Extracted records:
Start

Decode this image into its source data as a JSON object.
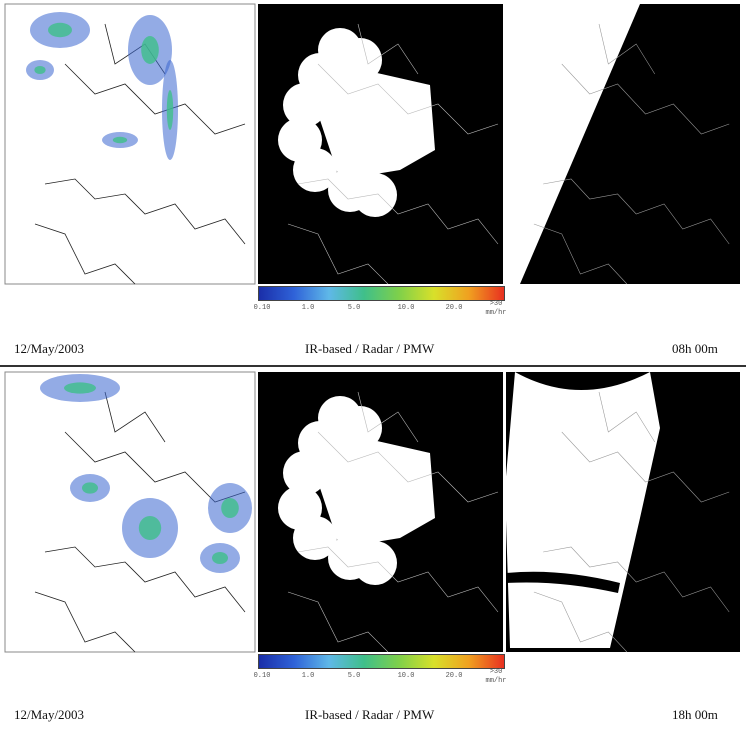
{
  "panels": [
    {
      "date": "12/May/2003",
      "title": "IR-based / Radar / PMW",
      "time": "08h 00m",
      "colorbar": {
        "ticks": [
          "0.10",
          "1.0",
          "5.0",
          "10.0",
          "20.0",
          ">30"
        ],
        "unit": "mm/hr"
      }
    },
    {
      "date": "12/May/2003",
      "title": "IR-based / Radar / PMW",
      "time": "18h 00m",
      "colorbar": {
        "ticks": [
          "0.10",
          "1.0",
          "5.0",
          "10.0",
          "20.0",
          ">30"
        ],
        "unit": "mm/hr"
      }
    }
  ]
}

End

Each entry gets copied exactly; the pictures stay out.

▶ [RESULT BELOW]:
Decode this image into its source data as a JSON object.
{
  "panels": [
    {
      "date": "12/May/2003",
      "title": "IR-based / Radar / PMW",
      "time": "08h 00m",
      "colorbar": {
        "ticks": [
          "0.10",
          "1.0",
          "5.0",
          "10.0",
          "20.0",
          ">30"
        ],
        "unit": "mm/hr"
      }
    },
    {
      "date": "12/May/2003",
      "title": "IR-based / Radar / PMW",
      "time": "18h 00m",
      "colorbar": {
        "ticks": [
          "0.10",
          "1.0",
          "5.0",
          "10.0",
          "20.0",
          ">30"
        ],
        "unit": "mm/hr"
      }
    }
  ]
}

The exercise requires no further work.